Repeat the material verbatim and drop the pictures.
'''
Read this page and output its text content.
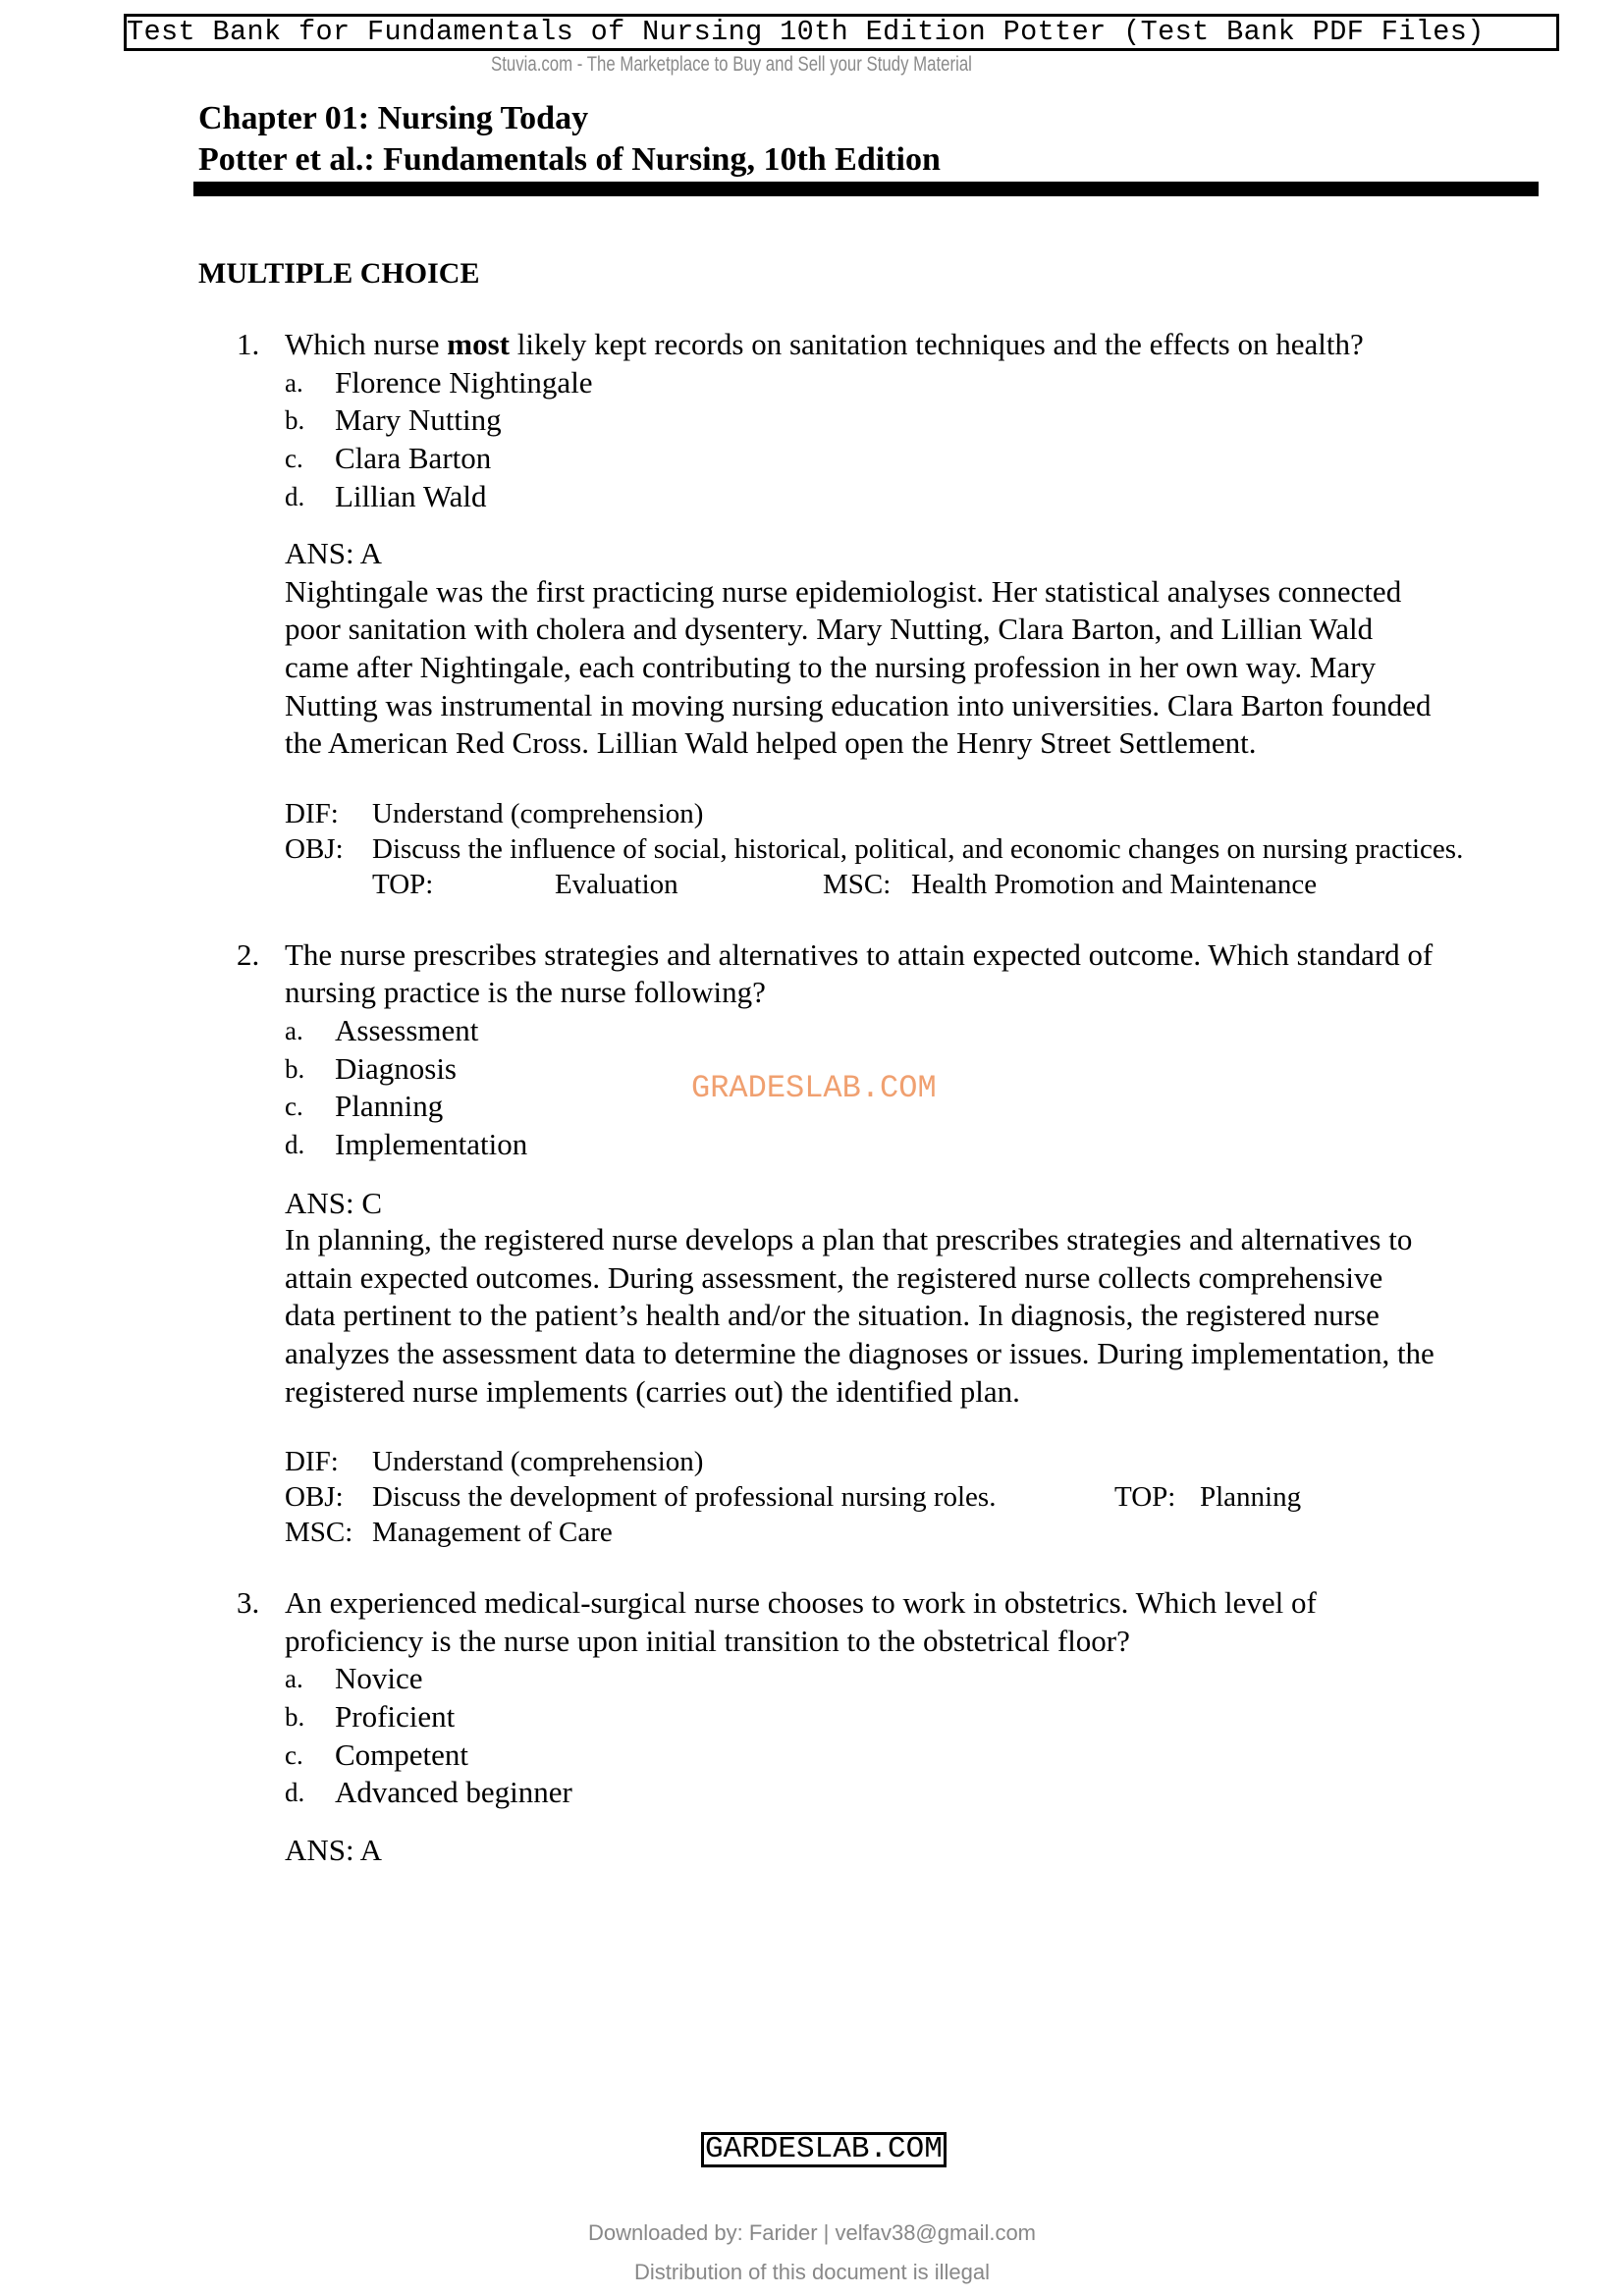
Test Bank for Fundamentals of Nursing 10th Edition Potter (Test Bank PDF Files)
Stuvia.com - The Marketplace to Buy and Sell your Study Material
Chapter 01: Nursing Today
Potter et al.: Fundamentals of Nursing, 10th Edition
MULTIPLE CHOICE
1. Which nurse most likely kept records on sanitation techniques and the effects on health?
a. Florence Nightingale
b. Mary Nutting
c. Clara Barton
d. Lillian Wald
ANS: A
Nightingale was the first practicing nurse epidemiologist. Her statistical analyses connected
poor sanitation with cholera and dysentery. Mary Nutting, Clara Barton, and Lillian Wald
came after Nightingale, each contributing to the nursing profession in her own way. Mary
Nutting was instrumental in moving nursing education into universities. Clara Barton founded
the American Red Cross. Lillian Wald helped open the Henry Street Settlement.
DIF: Understand (comprehension)
OBJ: Discuss the influence of social, historical, political, and economic changes on nursing practices.
TOP:	Evaluation	MSC: Health Promotion and Maintenance
2. The nurse prescribes strategies and alternatives to attain expected outcome. Which standard of
nursing practice is the nurse following?
a. Assessment
b. Diagnosis
c. Planning
d. Implementation
GRADESLAB.COM
ANS: C
In planning, the registered nurse develops a plan that prescribes strategies and alternatives to
attain expected outcomes. During assessment, the registered nurse collects comprehensive
data pertinent to the patient’s health and/or the situation. In diagnosis, the registered nurse
analyzes the assessment data to determine the diagnoses or issues. During implementation, the
registered nurse implements (carries out) the identified plan.
DIF: Understand (comprehension)
OBJ: Discuss the development of professional nursing roles.	TOP: Planning
MSC: Management of Care
3. An experienced medical-surgical nurse chooses to work in obstetrics. Which level of
proficiency is the nurse upon initial transition to the obstetrical floor?
a. Novice
b. Proficient
c. Competent
d. Advanced beginner
ANS: A
GARDESLAB.COM
Downloaded by: Farider | velfav38@gmail.com
Distribution of this document is illegal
'''
▶ _THE SOLUTION_
Read this page and output its text content.
Test Bank for Fundamentals of Nursing 10th Edition Potter (Test Bank PDF Files)
Stuvia.com - The Marketplace to Buy and Sell your Study Material
Chapter 01: Nursing Today
Potter et al.: Fundamentals of Nursing, 10th Edition
MULTIPLE CHOICE
1. Which nurse most likely kept records on sanitation techniques and the effects on health?
a. Florence Nightingale
b. Mary Nutting
c. Clara Barton
d. Lillian Wald
ANS: A
Nightingale was the first practicing nurse epidemiologist. Her statistical analyses connected
poor sanitation with cholera and dysentery. Mary Nutting, Clara Barton, and Lillian Wald
came after Nightingale, each contributing to the nursing profession in her own way. Mary
Nutting was instrumental in moving nursing education into universities. Clara Barton founded
the American Red Cross. Lillian Wald helped open the Henry Street Settlement.
DIF: Understand (comprehension)
OBJ: Discuss the influence of social, historical, political, and economic changes on nursing practices.
TOP:	Evaluation	MSC: Health Promotion and Maintenance
2. The nurse prescribes strategies and alternatives to attain expected outcome. Which standard of
nursing practice is the nurse following?
a. Assessment
b. Diagnosis
c. Planning
d. Implementation
GRADESLAB.COM
ANS: C
In planning, the registered nurse develops a plan that prescribes strategies and alternatives to
attain expected outcomes. During assessment, the registered nurse collects comprehensive
data pertinent to the patient’s health and/or the situation. In diagnosis, the registered nurse
analyzes the assessment data to determine the diagnoses or issues. During implementation, the
registered nurse implements (carries out) the identified plan.
DIF: Understand (comprehension)
OBJ: Discuss the development of professional nursing roles.	TOP: Planning
MSC: Management of Care
3. An experienced medical-surgical nurse chooses to work in obstetrics. Which level of
proficiency is the nurse upon initial transition to the obstetrical floor?
a. Novice
b. Proficient
c. Competent
d. Advanced beginner
ANS: A
GARDESLAB.COM
Downloaded by: Farider | velfav38@gmail.com
Distribution of this document is illegal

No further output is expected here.